Description of the task >> Without the pictures, reproduce the records that follow exactly.

Data supplied >>

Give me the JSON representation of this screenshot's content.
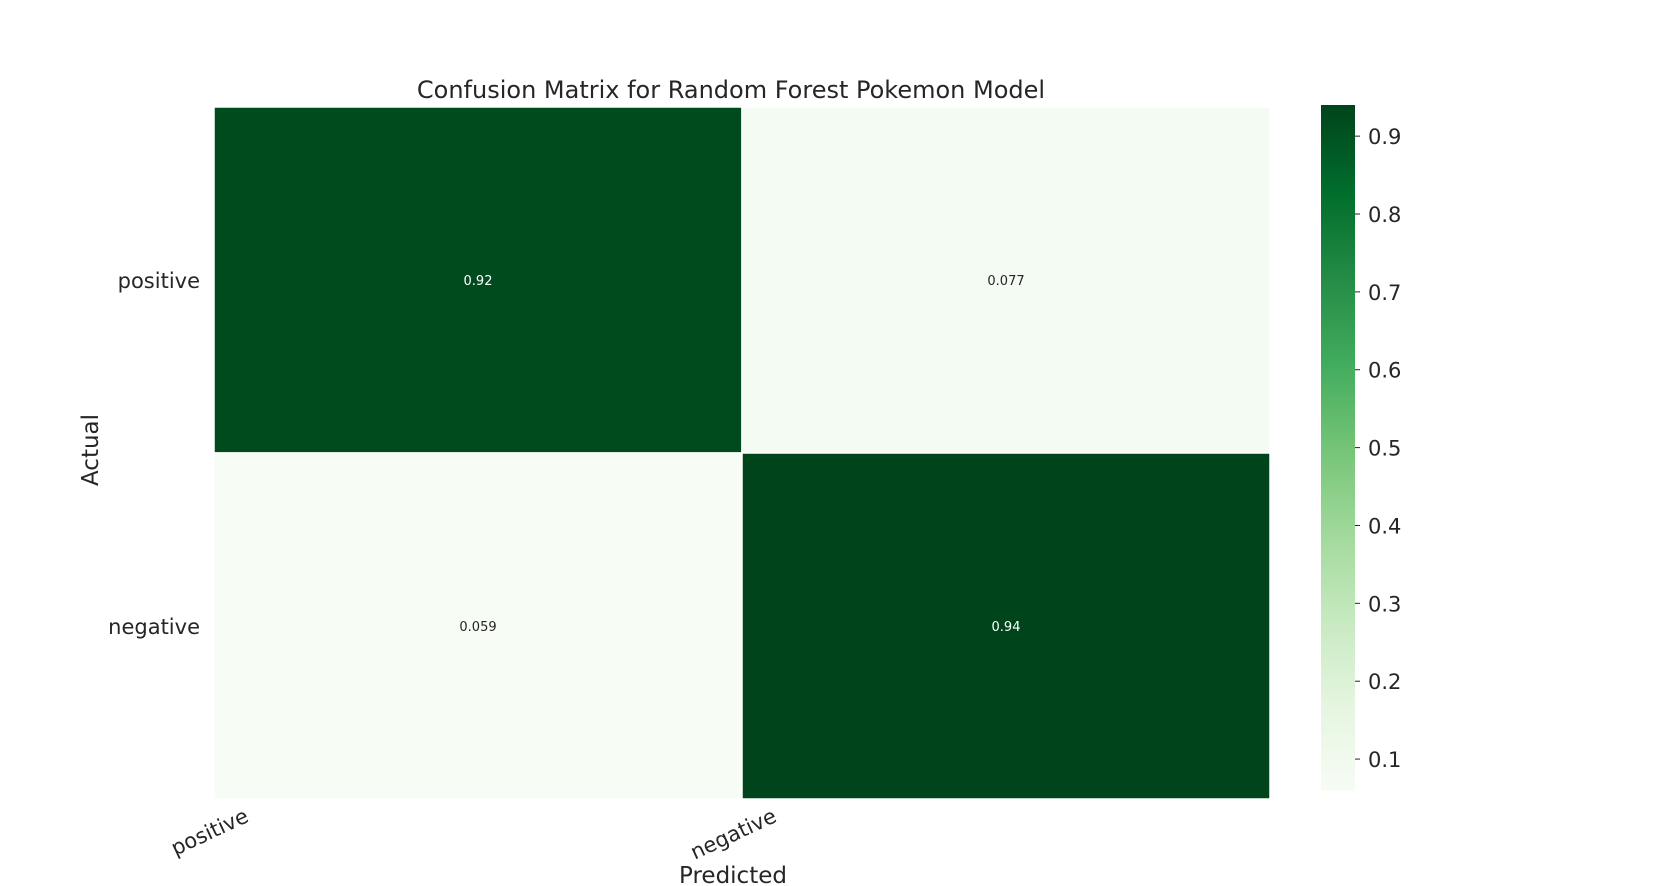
{
  "chart_data": {
    "type": "heatmap",
    "title": "Confusion Matrix for Random Forest Pokemon Model",
    "xlabel": "Predicted",
    "ylabel": "Actual",
    "x_categories": [
      "positive",
      "negative"
    ],
    "y_categories": [
      "positive",
      "negative"
    ],
    "values": [
      [
        0.92,
        0.077
      ],
      [
        0.059,
        0.94
      ]
    ],
    "value_labels": [
      [
        "0.92",
        "0.077"
      ],
      [
        "0.059",
        "0.94"
      ]
    ],
    "colormap": "Greens",
    "colormap_stops": [
      "#f7fcf5",
      "#e5f5e0",
      "#c7e9c0",
      "#a1d99b",
      "#74c476",
      "#41ab5d",
      "#238b45",
      "#006d2c",
      "#00441b"
    ],
    "colorbar": {
      "range": [
        0.059,
        0.94
      ],
      "ticks": [
        0.1,
        0.2,
        0.3,
        0.4,
        0.5,
        0.6,
        0.7,
        0.8,
        0.9
      ],
      "tick_labels": [
        "0.1",
        "0.2",
        "0.3",
        "0.4",
        "0.5",
        "0.6",
        "0.7",
        "0.8",
        "0.9"
      ],
      "position": "right"
    },
    "grid": false
  }
}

Solution for this problem >>
Give me the JSON representation of this screenshot's content.
{
  "chart_data": {
    "type": "heatmap",
    "title": "Confusion Matrix for Random Forest Pokemon Model",
    "xlabel": "Predicted",
    "ylabel": "Actual",
    "x_categories": [
      "positive",
      "negative"
    ],
    "y_categories": [
      "positive",
      "negative"
    ],
    "values": [
      [
        0.92,
        0.077
      ],
      [
        0.059,
        0.94
      ]
    ],
    "value_labels": [
      [
        "0.92",
        "0.077"
      ],
      [
        "0.059",
        "0.94"
      ]
    ],
    "colormap": "Greens",
    "colormap_stops": [
      "#f7fcf5",
      "#e5f5e0",
      "#c7e9c0",
      "#a1d99b",
      "#74c476",
      "#41ab5d",
      "#238b45",
      "#006d2c",
      "#00441b"
    ],
    "colorbar": {
      "range": [
        0.059,
        0.94
      ],
      "ticks": [
        0.1,
        0.2,
        0.3,
        0.4,
        0.5,
        0.6,
        0.7,
        0.8,
        0.9
      ],
      "tick_labels": [
        "0.1",
        "0.2",
        "0.3",
        "0.4",
        "0.5",
        "0.6",
        "0.7",
        "0.8",
        "0.9"
      ],
      "position": "right"
    },
    "grid": false
  }
}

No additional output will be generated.